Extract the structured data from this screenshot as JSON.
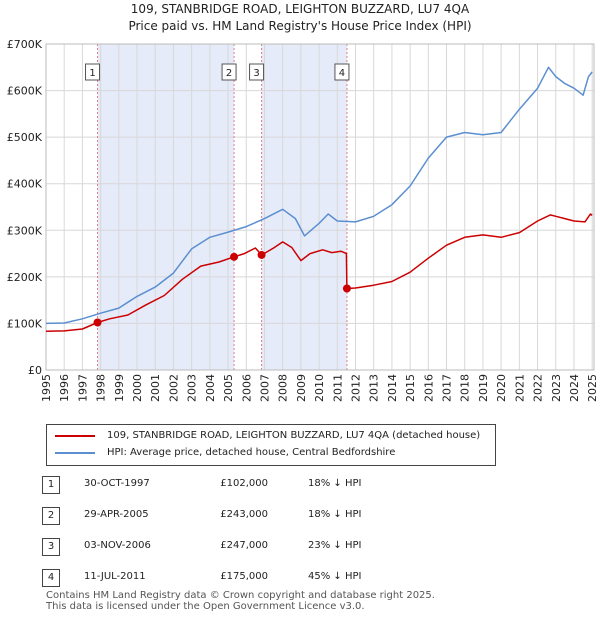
{
  "title_line1": "109, STANBRIDGE ROAD, LEIGHTON BUZZARD, LU7 4QA",
  "title_line2": "Price paid vs. HM Land Registry's House Price Index (HPI)",
  "chart_data": {
    "type": "line",
    "xlim": [
      1995,
      2025.1
    ],
    "ylim": [
      0,
      700000
    ],
    "y_ticks": [
      0,
      100000,
      200000,
      300000,
      400000,
      500000,
      600000,
      700000
    ],
    "y_tick_labels": [
      "£0",
      "£100K",
      "£200K",
      "£300K",
      "£400K",
      "£500K",
      "£600K",
      "£700K"
    ],
    "x_ticks": [
      1995,
      1996,
      1997,
      1998,
      1999,
      2000,
      2001,
      2002,
      2003,
      2004,
      2005,
      2006,
      2007,
      2008,
      2009,
      2010,
      2011,
      2012,
      2013,
      2014,
      2015,
      2016,
      2017,
      2018,
      2019,
      2020,
      2021,
      2022,
      2023,
      2024,
      2025
    ],
    "shaded_periods": [
      [
        1997.83,
        2005.33
      ],
      [
        2006.84,
        2011.53
      ]
    ],
    "series": [
      {
        "name": "109, STANBRIDGE ROAD, LEIGHTON BUZZARD, LU7 4QA (detached house)",
        "color": "#cc0000",
        "points": [
          [
            1995,
            83000
          ],
          [
            1996,
            84000
          ],
          [
            1997,
            88000
          ],
          [
            1997.83,
            102000
          ],
          [
            1998.5,
            110000
          ],
          [
            1999.5,
            118000
          ],
          [
            2000.5,
            140000
          ],
          [
            2001.5,
            160000
          ],
          [
            2002.5,
            195000
          ],
          [
            2003.5,
            223000
          ],
          [
            2004.5,
            232000
          ],
          [
            2005.33,
            243000
          ],
          [
            2005.9,
            250000
          ],
          [
            2006.5,
            262000
          ],
          [
            2006.84,
            247000
          ],
          [
            2007.5,
            262000
          ],
          [
            2008,
            275000
          ],
          [
            2008.5,
            263000
          ],
          [
            2009,
            235000
          ],
          [
            2009.5,
            250000
          ],
          [
            2010.2,
            258000
          ],
          [
            2010.7,
            252000
          ],
          [
            2011.2,
            255000
          ],
          [
            2011.5,
            250000
          ],
          [
            2011.53,
            175000
          ],
          [
            2012,
            176000
          ],
          [
            2013,
            182000
          ],
          [
            2014,
            190000
          ],
          [
            2015,
            210000
          ],
          [
            2016,
            240000
          ],
          [
            2017,
            268000
          ],
          [
            2018,
            285000
          ],
          [
            2019,
            290000
          ],
          [
            2020,
            285000
          ],
          [
            2021,
            295000
          ],
          [
            2022,
            320000
          ],
          [
            2022.7,
            333000
          ],
          [
            2023,
            330000
          ],
          [
            2023.5,
            325000
          ],
          [
            2024,
            320000
          ],
          [
            2024.6,
            318000
          ],
          [
            2024.9,
            335000
          ],
          [
            2025,
            332000
          ]
        ]
      },
      {
        "name": "HPI: Average price, detached house, Central Bedfordshire",
        "color": "#5b8fd0",
        "points": [
          [
            1995,
            100000
          ],
          [
            1996,
            101000
          ],
          [
            1997,
            110000
          ],
          [
            1998,
            122000
          ],
          [
            1999,
            133000
          ],
          [
            2000,
            158000
          ],
          [
            2001,
            178000
          ],
          [
            2002,
            208000
          ],
          [
            2003,
            260000
          ],
          [
            2004,
            285000
          ],
          [
            2005,
            296000
          ],
          [
            2006,
            308000
          ],
          [
            2007,
            325000
          ],
          [
            2008,
            345000
          ],
          [
            2008.7,
            325000
          ],
          [
            2009.2,
            288000
          ],
          [
            2010,
            315000
          ],
          [
            2010.5,
            335000
          ],
          [
            2011,
            320000
          ],
          [
            2012,
            318000
          ],
          [
            2013,
            330000
          ],
          [
            2014,
            355000
          ],
          [
            2015,
            395000
          ],
          [
            2016,
            455000
          ],
          [
            2017,
            500000
          ],
          [
            2018,
            510000
          ],
          [
            2019,
            505000
          ],
          [
            2020,
            510000
          ],
          [
            2021,
            560000
          ],
          [
            2022,
            605000
          ],
          [
            2022.6,
            650000
          ],
          [
            2023,
            630000
          ],
          [
            2023.5,
            615000
          ],
          [
            2024,
            605000
          ],
          [
            2024.5,
            590000
          ],
          [
            2024.8,
            630000
          ],
          [
            2025,
            640000
          ]
        ]
      }
    ],
    "sales": [
      {
        "label": "1",
        "x": 1997.83,
        "y": 102000
      },
      {
        "label": "2",
        "x": 2005.33,
        "y": 243000
      },
      {
        "label": "3",
        "x": 2006.84,
        "y": 247000
      },
      {
        "label": "4",
        "x": 2011.53,
        "y": 175000
      }
    ]
  },
  "legend": {
    "property_label": "109, STANBRIDGE ROAD, LEIGHTON BUZZARD, LU7 4QA (detached house)",
    "hpi_label": "HPI: Average price, detached house, Central Bedfordshire",
    "property_color": "#cc0000",
    "hpi_color": "#5b8fd0"
  },
  "transactions": [
    {
      "num": "1",
      "date": "30-OCT-1997",
      "price": "£102,000",
      "hpi": "18% ↓ HPI"
    },
    {
      "num": "2",
      "date": "29-APR-2005",
      "price": "£243,000",
      "hpi": "18% ↓ HPI"
    },
    {
      "num": "3",
      "date": "03-NOV-2006",
      "price": "£247,000",
      "hpi": "23% ↓ HPI"
    },
    {
      "num": "4",
      "date": "11-JUL-2011",
      "price": "£175,000",
      "hpi": "45% ↓ HPI"
    }
  ],
  "footer_line1": "Contains HM Land Registry data © Crown copyright and database right 2025.",
  "footer_line2": "This data is licensed under the Open Government Licence v3.0."
}
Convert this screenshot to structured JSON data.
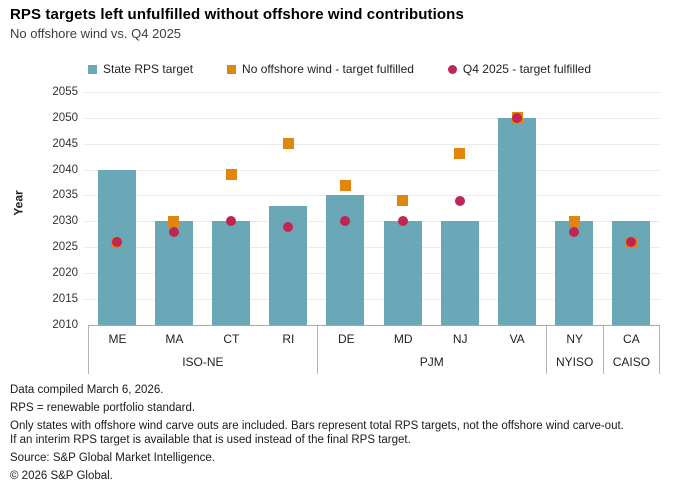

### WHAT IS EXPECTED
State the count of lines in the data holding the word "LEIGHTON", adding nothing to it.

### OUTPUT FOR THIS EXERCISE
3